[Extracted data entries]
-- begin --

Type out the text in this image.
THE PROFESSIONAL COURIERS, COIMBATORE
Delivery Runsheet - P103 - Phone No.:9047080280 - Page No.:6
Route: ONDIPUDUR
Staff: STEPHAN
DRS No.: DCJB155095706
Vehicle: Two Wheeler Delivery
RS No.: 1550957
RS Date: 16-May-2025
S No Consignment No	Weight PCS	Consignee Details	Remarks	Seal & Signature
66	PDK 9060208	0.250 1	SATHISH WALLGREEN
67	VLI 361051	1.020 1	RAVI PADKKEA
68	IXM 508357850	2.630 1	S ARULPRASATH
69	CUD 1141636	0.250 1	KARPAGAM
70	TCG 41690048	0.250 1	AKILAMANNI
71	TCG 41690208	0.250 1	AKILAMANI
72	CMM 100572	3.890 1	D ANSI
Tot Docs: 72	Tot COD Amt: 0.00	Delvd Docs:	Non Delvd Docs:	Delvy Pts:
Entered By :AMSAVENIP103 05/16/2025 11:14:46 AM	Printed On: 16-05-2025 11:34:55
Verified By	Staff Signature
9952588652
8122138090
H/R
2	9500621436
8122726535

-- end --

• _Direction_: Quote all of the entries verbatim.

• _Written response_:
Type out the text in this image.
THE PROFESSIONAL COURIERS, COIMBATORE
Delivery Runsheet - P103 - Phone No.:9047080280 - Page No.:6
Route: ONDIPUDUR
Staff: STEPHAN
DRS No.: DCJB155095706
Vehicle: Two Wheeler Delivery
RS No.: 1550957
RS Date: 16-May-2025
S No Consignment No	Weight PCS	Consignee Details	Remarks	Seal & Signature
66	PDK 9060208	0.250 1	SATHISH WALLGREEN
67	VLI 361051	1.020 1	RAVI PADKKEA
68	IXM 508357850	2.630 1	S ARULPRASATH
69	CUD 1141636	0.250 1	KARPAGAM
70	TCG 41690048	0.250 1	AKILAMANNI
71	TCG 41690208	0.250 1	AKILAMANI
72	CMM 100572	3.890 1	D ANSI
Tot Docs: 72	Tot COD Amt: 0.00	Delvd Docs:	Non Delvd Docs:	Delvy Pts:
Entered By :AMSAVENIP103 05/16/2025 11:14:46 AM	Printed On: 16-05-2025 11:34:55
Verified By	Staff Signature
9952588652
8122138090
H/R
2	9500621436
8122726535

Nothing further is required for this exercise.